#### ITEMS

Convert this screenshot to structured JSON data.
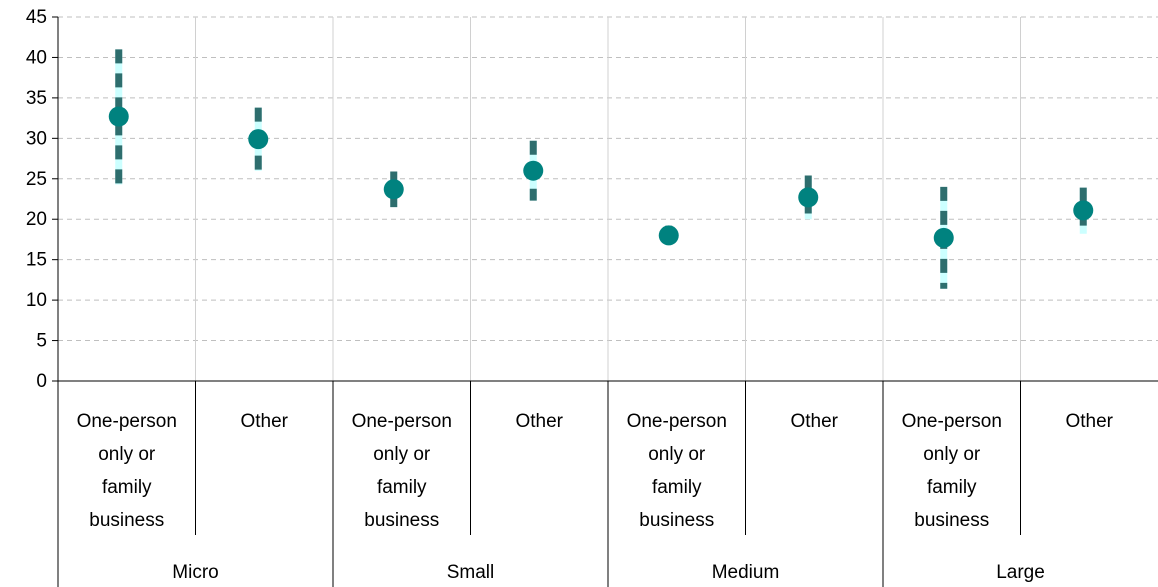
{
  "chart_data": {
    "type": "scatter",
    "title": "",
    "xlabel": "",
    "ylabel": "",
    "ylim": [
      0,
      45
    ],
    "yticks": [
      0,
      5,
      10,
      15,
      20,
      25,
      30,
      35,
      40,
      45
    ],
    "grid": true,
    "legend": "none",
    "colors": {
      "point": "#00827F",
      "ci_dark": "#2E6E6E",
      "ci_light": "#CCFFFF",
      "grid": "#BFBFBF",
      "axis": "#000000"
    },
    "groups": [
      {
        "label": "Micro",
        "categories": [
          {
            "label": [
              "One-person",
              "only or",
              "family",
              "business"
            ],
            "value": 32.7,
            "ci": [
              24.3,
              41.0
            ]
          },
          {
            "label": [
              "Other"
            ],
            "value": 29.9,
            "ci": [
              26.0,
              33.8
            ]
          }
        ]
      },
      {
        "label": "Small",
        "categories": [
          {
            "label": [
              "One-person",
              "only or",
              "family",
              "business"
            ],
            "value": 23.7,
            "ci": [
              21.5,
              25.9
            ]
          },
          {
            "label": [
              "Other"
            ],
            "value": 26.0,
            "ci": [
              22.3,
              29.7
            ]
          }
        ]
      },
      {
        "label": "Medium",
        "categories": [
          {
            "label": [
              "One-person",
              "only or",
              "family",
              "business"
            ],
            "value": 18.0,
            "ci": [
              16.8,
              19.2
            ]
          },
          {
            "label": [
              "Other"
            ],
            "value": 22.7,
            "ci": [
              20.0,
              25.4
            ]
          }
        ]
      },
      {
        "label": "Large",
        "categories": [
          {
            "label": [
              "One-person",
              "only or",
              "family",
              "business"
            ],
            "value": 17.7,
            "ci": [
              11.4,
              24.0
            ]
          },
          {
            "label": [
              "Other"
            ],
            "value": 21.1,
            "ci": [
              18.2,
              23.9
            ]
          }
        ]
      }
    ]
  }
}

########

**STATED GOAL**
Are you able to set down all the lines above exactly, without any pictures?

**SOLUTION**
Convert this screenshot to structured JSON data.
{
  "chart_data": {
    "type": "scatter",
    "title": "",
    "xlabel": "",
    "ylabel": "",
    "ylim": [
      0,
      45
    ],
    "yticks": [
      0,
      5,
      10,
      15,
      20,
      25,
      30,
      35,
      40,
      45
    ],
    "grid": true,
    "legend": "none",
    "colors": {
      "point": "#00827F",
      "ci_dark": "#2E6E6E",
      "ci_light": "#CCFFFF",
      "grid": "#BFBFBF",
      "axis": "#000000"
    },
    "groups": [
      {
        "label": "Micro",
        "categories": [
          {
            "label": [
              "One-person",
              "only or",
              "family",
              "business"
            ],
            "value": 32.7,
            "ci": [
              24.3,
              41.0
            ]
          },
          {
            "label": [
              "Other"
            ],
            "value": 29.9,
            "ci": [
              26.0,
              33.8
            ]
          }
        ]
      },
      {
        "label": "Small",
        "categories": [
          {
            "label": [
              "One-person",
              "only or",
              "family",
              "business"
            ],
            "value": 23.7,
            "ci": [
              21.5,
              25.9
            ]
          },
          {
            "label": [
              "Other"
            ],
            "value": 26.0,
            "ci": [
              22.3,
              29.7
            ]
          }
        ]
      },
      {
        "label": "Medium",
        "categories": [
          {
            "label": [
              "One-person",
              "only or",
              "family",
              "business"
            ],
            "value": 18.0,
            "ci": [
              16.8,
              19.2
            ]
          },
          {
            "label": [
              "Other"
            ],
            "value": 22.7,
            "ci": [
              20.0,
              25.4
            ]
          }
        ]
      },
      {
        "label": "Large",
        "categories": [
          {
            "label": [
              "One-person",
              "only or",
              "family",
              "business"
            ],
            "value": 17.7,
            "ci": [
              11.4,
              24.0
            ]
          },
          {
            "label": [
              "Other"
            ],
            "value": 21.1,
            "ci": [
              18.2,
              23.9
            ]
          }
        ]
      }
    ]
  }
}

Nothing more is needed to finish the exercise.